→ WORKING DATA

########################################

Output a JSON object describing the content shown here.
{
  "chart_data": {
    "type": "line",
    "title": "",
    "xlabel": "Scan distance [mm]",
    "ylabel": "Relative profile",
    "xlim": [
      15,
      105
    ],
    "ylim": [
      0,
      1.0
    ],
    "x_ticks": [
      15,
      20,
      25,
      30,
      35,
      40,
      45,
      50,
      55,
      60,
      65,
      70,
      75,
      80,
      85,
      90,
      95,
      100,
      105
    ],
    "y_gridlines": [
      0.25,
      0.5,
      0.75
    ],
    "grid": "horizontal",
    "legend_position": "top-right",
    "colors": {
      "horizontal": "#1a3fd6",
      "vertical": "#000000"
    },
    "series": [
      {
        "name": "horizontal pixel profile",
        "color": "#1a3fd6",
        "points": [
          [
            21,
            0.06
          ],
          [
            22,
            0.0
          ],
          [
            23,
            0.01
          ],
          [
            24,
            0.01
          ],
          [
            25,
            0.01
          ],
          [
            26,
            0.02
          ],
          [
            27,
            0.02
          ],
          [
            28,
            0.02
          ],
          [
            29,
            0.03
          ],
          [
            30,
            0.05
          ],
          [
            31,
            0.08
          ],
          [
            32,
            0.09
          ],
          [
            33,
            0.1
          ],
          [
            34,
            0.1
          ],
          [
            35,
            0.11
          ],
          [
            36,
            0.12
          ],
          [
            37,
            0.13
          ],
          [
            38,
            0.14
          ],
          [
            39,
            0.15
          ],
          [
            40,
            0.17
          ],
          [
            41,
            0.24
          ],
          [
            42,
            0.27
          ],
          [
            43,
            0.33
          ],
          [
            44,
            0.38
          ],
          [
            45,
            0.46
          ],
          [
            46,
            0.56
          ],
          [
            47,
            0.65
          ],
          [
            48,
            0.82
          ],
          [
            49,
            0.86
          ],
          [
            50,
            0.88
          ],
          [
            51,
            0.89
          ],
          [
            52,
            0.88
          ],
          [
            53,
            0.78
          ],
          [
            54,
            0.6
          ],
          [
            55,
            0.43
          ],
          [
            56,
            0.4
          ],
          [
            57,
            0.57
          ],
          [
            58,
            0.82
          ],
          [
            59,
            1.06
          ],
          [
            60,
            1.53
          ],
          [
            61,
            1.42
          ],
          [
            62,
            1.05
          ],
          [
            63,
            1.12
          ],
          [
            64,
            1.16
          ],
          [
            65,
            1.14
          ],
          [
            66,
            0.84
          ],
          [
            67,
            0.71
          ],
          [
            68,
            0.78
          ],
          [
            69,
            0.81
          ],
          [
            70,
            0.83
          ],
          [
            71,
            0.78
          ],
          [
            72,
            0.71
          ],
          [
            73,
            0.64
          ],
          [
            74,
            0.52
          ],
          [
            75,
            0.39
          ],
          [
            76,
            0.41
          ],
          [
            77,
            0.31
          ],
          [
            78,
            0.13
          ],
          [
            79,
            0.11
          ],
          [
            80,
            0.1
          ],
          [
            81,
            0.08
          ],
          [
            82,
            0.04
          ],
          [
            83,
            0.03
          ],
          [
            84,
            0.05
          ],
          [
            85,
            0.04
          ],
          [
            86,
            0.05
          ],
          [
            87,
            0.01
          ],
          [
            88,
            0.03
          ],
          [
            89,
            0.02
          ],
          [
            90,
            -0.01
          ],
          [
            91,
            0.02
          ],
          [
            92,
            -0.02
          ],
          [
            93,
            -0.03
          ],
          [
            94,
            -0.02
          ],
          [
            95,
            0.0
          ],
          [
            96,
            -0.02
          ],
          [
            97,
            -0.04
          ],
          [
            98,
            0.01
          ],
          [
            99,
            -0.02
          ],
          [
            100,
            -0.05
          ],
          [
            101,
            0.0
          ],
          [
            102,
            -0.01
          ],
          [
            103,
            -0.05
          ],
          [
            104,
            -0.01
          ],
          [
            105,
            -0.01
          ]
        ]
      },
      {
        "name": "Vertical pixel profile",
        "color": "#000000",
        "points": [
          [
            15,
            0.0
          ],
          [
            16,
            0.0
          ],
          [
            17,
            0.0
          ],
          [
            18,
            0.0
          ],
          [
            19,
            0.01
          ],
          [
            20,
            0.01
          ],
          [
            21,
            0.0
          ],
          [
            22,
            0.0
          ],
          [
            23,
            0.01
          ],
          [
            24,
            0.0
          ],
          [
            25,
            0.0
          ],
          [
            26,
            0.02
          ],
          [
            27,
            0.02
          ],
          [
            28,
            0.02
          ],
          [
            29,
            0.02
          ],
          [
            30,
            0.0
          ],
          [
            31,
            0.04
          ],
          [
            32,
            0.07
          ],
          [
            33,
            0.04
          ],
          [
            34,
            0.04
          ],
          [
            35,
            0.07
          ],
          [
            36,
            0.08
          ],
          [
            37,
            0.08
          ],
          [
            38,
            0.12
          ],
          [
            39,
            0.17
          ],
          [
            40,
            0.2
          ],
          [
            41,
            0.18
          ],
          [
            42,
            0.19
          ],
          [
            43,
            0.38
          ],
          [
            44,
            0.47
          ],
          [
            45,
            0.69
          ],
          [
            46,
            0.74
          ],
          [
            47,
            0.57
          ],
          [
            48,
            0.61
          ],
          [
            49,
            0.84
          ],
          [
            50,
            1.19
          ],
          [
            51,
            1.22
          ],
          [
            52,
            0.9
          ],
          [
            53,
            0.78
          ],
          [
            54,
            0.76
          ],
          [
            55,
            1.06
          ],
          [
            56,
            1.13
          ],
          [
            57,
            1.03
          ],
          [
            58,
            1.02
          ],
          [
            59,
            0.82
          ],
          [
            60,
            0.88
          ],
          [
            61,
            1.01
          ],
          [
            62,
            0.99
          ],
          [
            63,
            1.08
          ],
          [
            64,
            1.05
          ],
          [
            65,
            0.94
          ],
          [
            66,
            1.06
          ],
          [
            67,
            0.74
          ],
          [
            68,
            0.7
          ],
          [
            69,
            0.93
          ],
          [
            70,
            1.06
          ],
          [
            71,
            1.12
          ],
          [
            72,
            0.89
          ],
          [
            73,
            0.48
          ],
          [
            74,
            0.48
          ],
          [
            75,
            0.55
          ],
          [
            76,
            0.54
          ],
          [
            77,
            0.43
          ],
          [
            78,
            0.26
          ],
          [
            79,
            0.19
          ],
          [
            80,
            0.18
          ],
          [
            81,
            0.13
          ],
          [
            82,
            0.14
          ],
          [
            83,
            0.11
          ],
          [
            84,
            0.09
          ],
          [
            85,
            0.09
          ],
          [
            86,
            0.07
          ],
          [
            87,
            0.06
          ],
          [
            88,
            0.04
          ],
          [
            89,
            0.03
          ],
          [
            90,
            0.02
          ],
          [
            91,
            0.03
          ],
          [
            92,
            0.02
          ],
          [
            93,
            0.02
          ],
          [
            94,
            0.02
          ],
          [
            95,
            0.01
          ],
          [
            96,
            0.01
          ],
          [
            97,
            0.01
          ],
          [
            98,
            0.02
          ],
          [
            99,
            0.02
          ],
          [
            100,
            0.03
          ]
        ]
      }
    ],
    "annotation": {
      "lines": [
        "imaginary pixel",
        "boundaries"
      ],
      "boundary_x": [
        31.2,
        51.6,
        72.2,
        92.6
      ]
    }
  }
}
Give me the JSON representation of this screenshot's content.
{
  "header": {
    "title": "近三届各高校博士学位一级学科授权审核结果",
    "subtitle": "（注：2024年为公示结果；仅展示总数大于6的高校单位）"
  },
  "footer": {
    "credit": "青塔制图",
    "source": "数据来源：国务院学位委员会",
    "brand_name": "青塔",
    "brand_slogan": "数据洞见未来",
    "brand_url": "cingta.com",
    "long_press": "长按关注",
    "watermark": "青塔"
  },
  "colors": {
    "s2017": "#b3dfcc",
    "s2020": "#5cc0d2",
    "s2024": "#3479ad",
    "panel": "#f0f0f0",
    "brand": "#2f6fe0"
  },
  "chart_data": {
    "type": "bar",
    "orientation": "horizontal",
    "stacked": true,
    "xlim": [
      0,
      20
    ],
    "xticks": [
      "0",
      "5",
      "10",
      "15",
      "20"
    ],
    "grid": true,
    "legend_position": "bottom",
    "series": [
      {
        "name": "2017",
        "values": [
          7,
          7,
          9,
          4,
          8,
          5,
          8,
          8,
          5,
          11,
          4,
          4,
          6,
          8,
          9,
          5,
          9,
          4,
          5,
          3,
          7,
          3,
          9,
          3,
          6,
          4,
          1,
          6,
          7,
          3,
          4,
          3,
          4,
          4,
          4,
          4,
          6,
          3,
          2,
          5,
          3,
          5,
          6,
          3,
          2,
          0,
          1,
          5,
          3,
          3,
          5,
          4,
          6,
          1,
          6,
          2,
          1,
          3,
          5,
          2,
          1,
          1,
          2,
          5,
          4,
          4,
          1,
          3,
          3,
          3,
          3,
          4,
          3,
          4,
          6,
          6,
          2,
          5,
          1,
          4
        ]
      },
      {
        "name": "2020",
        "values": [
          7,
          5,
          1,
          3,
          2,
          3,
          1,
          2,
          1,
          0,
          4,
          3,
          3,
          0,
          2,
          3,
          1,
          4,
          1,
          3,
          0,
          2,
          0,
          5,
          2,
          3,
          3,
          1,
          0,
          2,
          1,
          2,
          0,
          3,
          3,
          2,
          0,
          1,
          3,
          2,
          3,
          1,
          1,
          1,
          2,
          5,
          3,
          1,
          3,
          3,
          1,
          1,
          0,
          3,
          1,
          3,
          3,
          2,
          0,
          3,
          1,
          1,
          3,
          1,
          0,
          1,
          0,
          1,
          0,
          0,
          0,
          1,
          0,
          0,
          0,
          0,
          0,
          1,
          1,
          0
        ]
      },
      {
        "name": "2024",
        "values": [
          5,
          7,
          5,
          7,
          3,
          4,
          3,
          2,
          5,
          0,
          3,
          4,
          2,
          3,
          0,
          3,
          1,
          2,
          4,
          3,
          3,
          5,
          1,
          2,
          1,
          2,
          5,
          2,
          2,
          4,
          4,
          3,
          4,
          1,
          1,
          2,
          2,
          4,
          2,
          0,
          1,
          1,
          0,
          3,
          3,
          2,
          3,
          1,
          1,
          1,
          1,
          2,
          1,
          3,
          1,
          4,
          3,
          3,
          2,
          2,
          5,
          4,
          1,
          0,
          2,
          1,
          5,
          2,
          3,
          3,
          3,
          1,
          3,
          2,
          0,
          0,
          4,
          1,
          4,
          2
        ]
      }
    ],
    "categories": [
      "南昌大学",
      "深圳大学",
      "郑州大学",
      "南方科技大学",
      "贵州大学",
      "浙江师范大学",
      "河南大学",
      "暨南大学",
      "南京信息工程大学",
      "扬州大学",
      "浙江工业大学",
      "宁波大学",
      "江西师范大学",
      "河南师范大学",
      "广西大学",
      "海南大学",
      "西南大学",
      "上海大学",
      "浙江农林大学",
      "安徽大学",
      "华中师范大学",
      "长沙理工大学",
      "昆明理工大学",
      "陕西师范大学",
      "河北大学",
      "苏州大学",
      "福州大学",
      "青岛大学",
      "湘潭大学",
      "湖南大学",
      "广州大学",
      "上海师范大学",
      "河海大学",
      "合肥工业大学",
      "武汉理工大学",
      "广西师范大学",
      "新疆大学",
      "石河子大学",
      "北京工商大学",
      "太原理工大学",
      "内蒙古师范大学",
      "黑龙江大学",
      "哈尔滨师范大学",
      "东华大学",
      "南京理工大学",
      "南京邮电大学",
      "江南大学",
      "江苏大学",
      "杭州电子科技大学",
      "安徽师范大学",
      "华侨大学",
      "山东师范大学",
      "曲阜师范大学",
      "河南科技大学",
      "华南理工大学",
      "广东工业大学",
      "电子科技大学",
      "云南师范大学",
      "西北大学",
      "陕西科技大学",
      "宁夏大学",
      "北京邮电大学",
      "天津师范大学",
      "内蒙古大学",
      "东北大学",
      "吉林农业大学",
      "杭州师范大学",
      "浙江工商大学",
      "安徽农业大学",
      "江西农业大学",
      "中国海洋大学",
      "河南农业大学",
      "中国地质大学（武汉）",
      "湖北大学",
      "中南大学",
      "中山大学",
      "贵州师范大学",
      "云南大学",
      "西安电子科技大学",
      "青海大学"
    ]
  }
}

########################################

Pick out each line containing the string "pixel" and copy it.

→ RESULT OF THE TASK
        "name": "horizontal pixel profile",
        "name": "Vertical pixel profile",
        "imaginary pixel",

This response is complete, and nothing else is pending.